◆ Data shown
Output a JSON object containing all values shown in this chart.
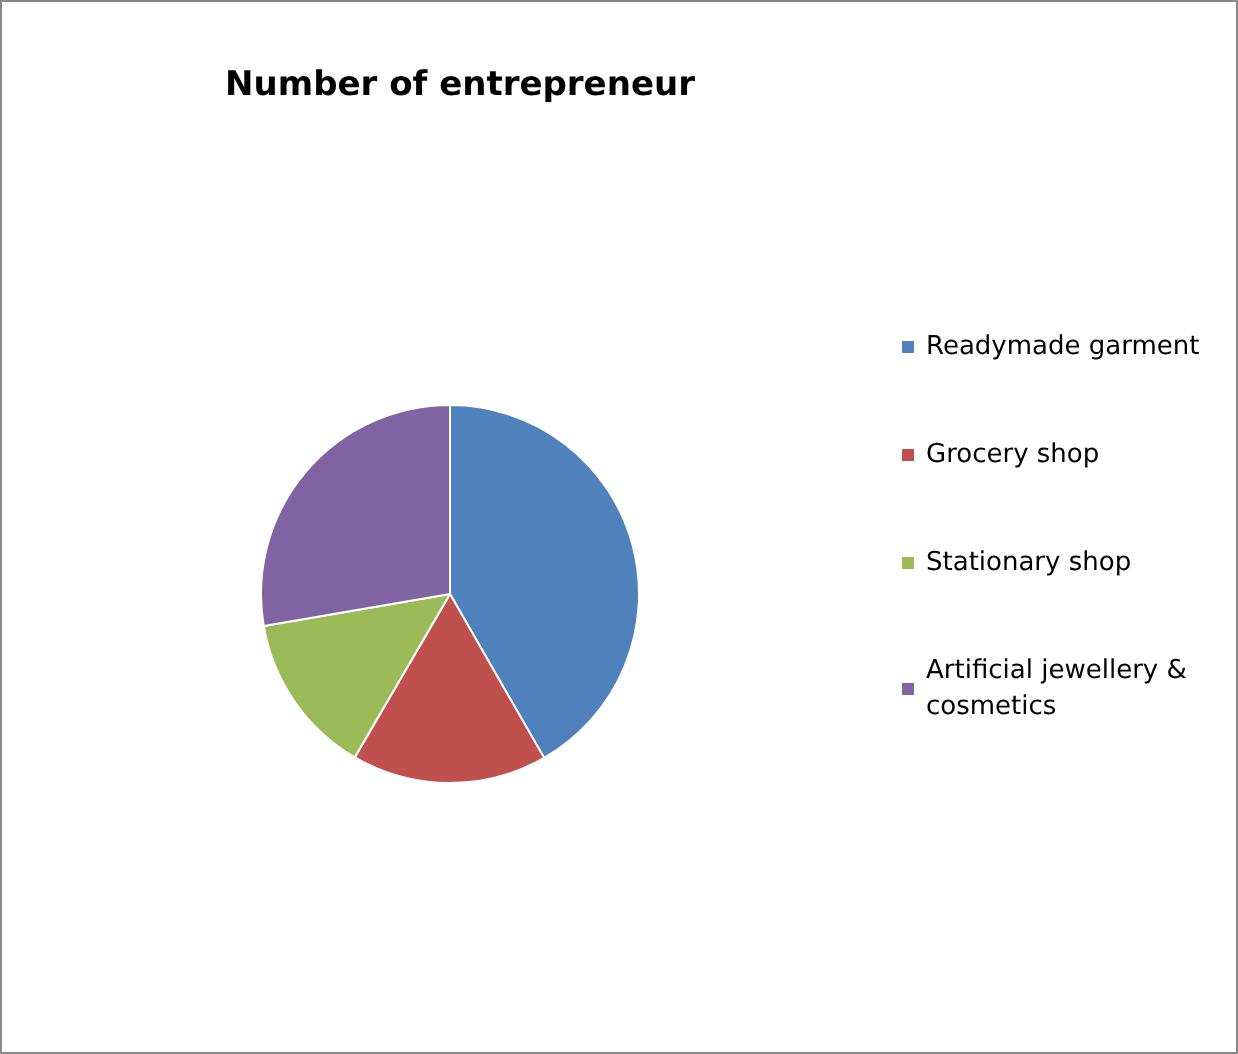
{
  "chart_data": {
    "type": "pie",
    "title": "Number of entrepreneur",
    "categories": [
      "Readymade garment",
      "Grocery shop",
      "Stationary shop",
      "Artificial jewellery & cosmetics"
    ],
    "values": [
      41.7,
      16.7,
      13.9,
      27.7
    ],
    "colors": [
      "#4f81bd",
      "#c0504d",
      "#9bbb59",
      "#8064a2"
    ],
    "legend": "right"
  }
}
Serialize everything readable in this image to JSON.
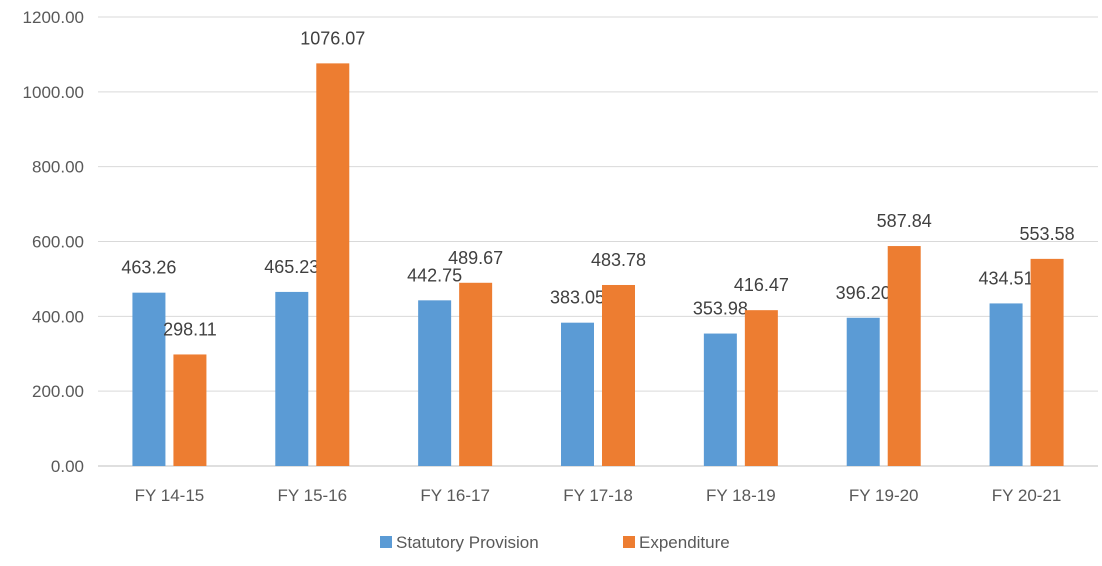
{
  "chart_data": {
    "type": "bar",
    "categories": [
      "FY 14-15",
      "FY 15-16",
      "FY 16-17",
      "FY 17-18",
      "FY 18-19",
      "FY 19-20",
      "FY 20-21"
    ],
    "series": [
      {
        "name": "Statutory Provision",
        "color": "#5b9bd5",
        "values": [
          463.26,
          465.23,
          442.75,
          383.05,
          353.98,
          396.2,
          434.51
        ],
        "labels": [
          "463.26",
          "465.23",
          "442.75",
          "383.05",
          "353.98",
          "396.20",
          "434.51"
        ]
      },
      {
        "name": "Expenditure",
        "color": "#ed7d31",
        "values": [
          298.11,
          1076.07,
          489.67,
          483.78,
          416.47,
          587.84,
          553.58
        ],
        "labels": [
          "298.11",
          "1076.07",
          "489.67",
          "483.78",
          "416.47",
          "587.84",
          "553.58"
        ]
      }
    ],
    "ylim": [
      0,
      1200
    ],
    "yticks": [
      "0.00",
      "200.00",
      "400.00",
      "600.00",
      "800.00",
      "1000.00",
      "1200.00"
    ],
    "grid": true,
    "legend": "bottom-center",
    "title": "",
    "xlabel": "",
    "ylabel": ""
  }
}
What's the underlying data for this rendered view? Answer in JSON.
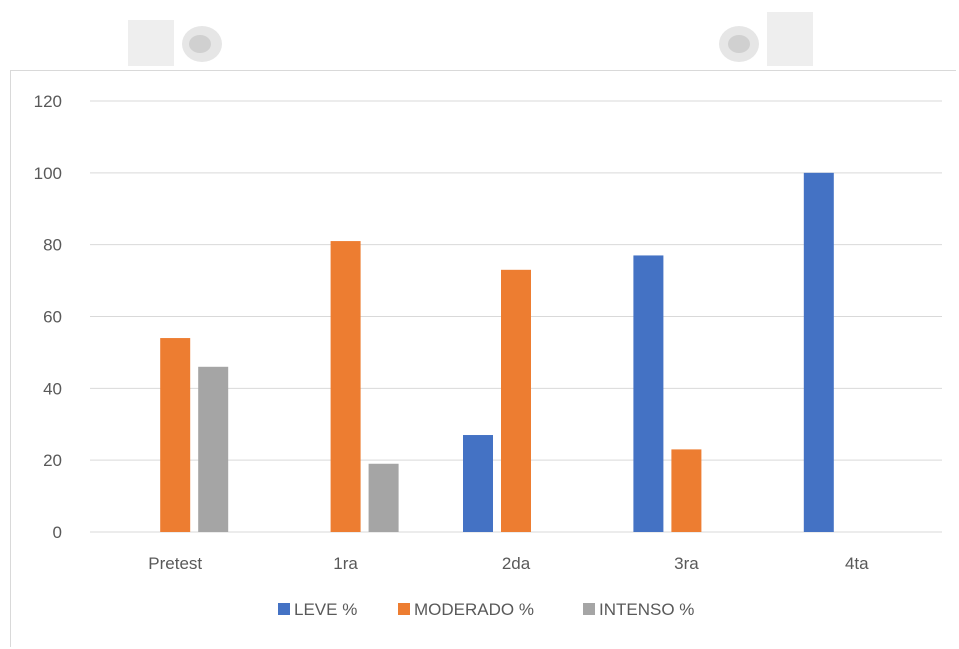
{
  "colors": {
    "leve": "#4472c4",
    "moderado": "#ed7d31",
    "intenso": "#a5a5a5",
    "grid": "#d9d9d9",
    "text": "#595959"
  },
  "chart_data": {
    "type": "bar",
    "title": "",
    "xlabel": "",
    "ylabel": "",
    "ylim": [
      0,
      120
    ],
    "yticks": [
      "0",
      "20",
      "40",
      "60",
      "80",
      "100",
      "120"
    ],
    "categories": [
      "Pretest",
      "1ra",
      "2da",
      "3ra",
      "4ta"
    ],
    "series": [
      {
        "name": "LEVE %",
        "values": [
          0,
          0,
          27,
          77,
          100
        ]
      },
      {
        "name": "MODERADO %",
        "values": [
          54,
          81,
          73,
          23,
          0
        ]
      },
      {
        "name": "INTENSO %",
        "values": [
          46,
          19,
          0,
          0,
          0
        ]
      }
    ],
    "grid": true,
    "legend": "bottom"
  }
}
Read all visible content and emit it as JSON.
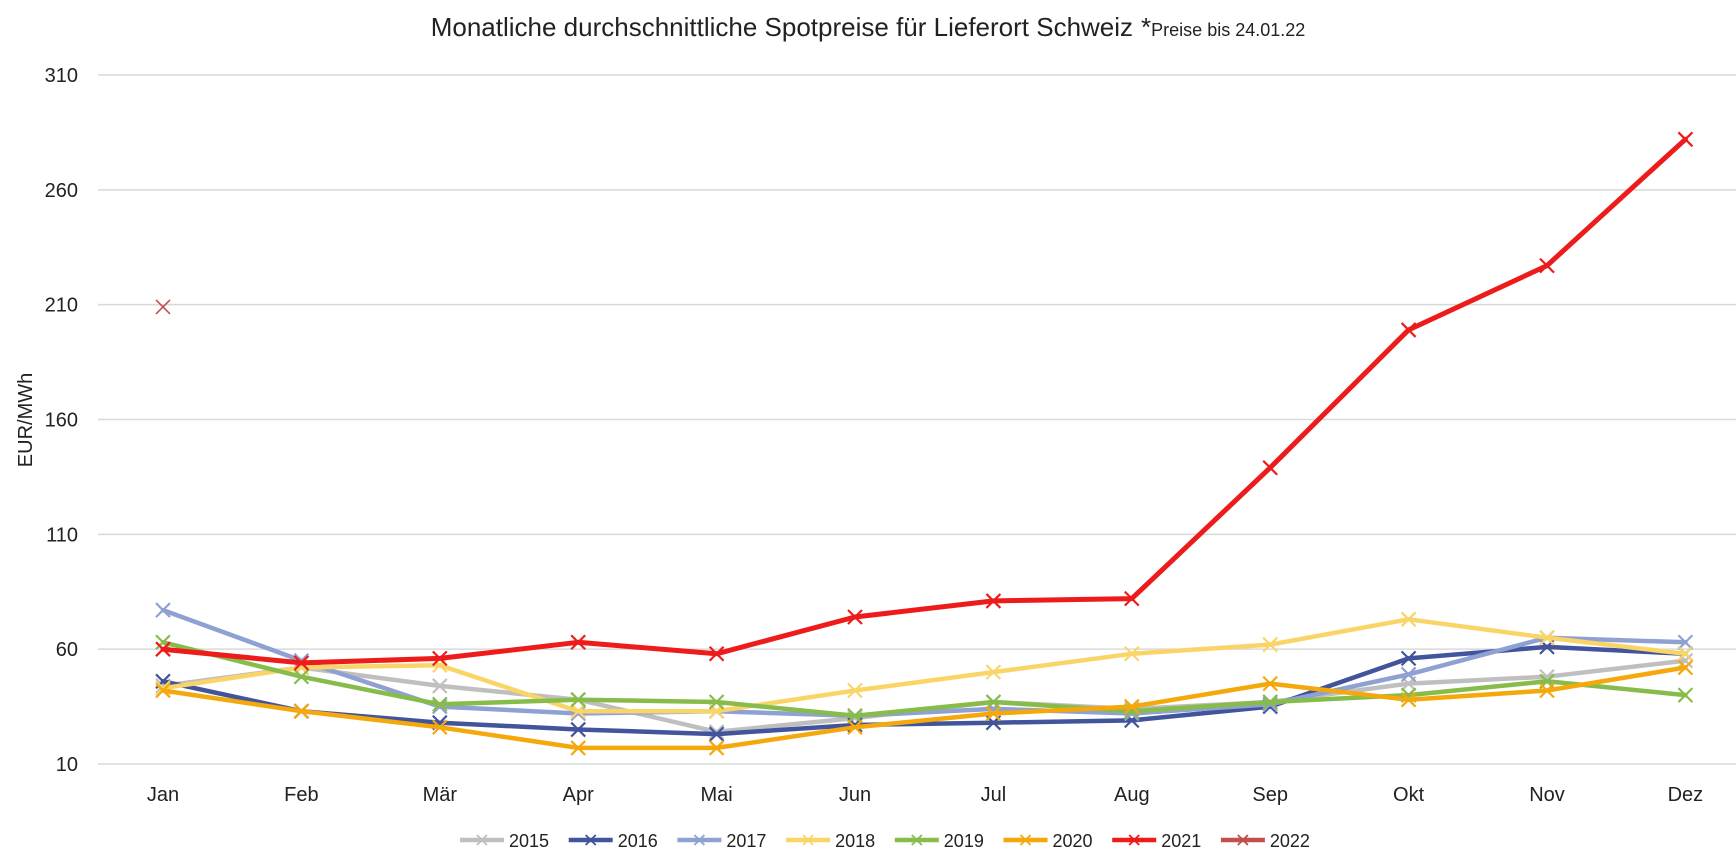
{
  "chart_data": {
    "type": "line",
    "title": "Monatliche durchschnittliche Spotpreise für Lieferort Schweiz",
    "subtitle_prefix": "*",
    "subtitle": "Preise bis 24.01.22",
    "xlabel": "",
    "ylabel": "EUR/MWh",
    "categories": [
      "Jan",
      "Feb",
      "Mär",
      "Apr",
      "Mai",
      "Jun",
      "Jul",
      "Aug",
      "Sep",
      "Okt",
      "Nov",
      "Dez"
    ],
    "ylim": [
      10,
      310
    ],
    "yticks": [
      10,
      60,
      110,
      160,
      210,
      260,
      310
    ],
    "grid": true,
    "legend_position": "bottom",
    "series": [
      {
        "name": "2015",
        "color": "#bfbfbf",
        "values": [
          44,
          52,
          44,
          38,
          24,
          30,
          37,
          34,
          37,
          45,
          48,
          55
        ]
      },
      {
        "name": "2016",
        "color": "#41549c",
        "values": [
          46,
          33,
          28,
          25,
          23,
          27,
          28,
          29,
          35,
          56,
          61,
          58
        ]
      },
      {
        "name": "2017",
        "color": "#8fa1d2",
        "values": [
          77,
          55,
          35,
          32,
          33,
          31,
          34,
          32,
          36,
          49,
          65,
          63
        ]
      },
      {
        "name": "2018",
        "color": "#f9d568",
        "values": [
          43,
          52,
          53,
          33,
          33,
          42,
          50,
          58,
          62,
          73,
          65,
          58
        ]
      },
      {
        "name": "2019",
        "color": "#88bc4a",
        "values": [
          63,
          48,
          36,
          38,
          37,
          31,
          37,
          33,
          37,
          40,
          46,
          40
        ]
      },
      {
        "name": "2020",
        "color": "#f4a80c",
        "values": [
          42,
          33,
          26,
          17,
          17,
          26,
          32,
          35,
          45,
          38,
          42,
          52
        ]
      },
      {
        "name": "2021",
        "color": "#ee1b1b",
        "values": [
          60,
          54,
          56,
          63,
          58,
          74,
          81,
          82,
          139,
          199,
          227,
          282
        ]
      },
      {
        "name": "2022",
        "color": "#c0504d",
        "values": [
          209,
          null,
          null,
          null,
          null,
          null,
          null,
          null,
          null,
          null,
          null,
          null
        ]
      }
    ]
  }
}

◆ The problem
The word "this" may occur in lines of the records. Report how many such lines there are, giving only the number.

◆ Written answer
3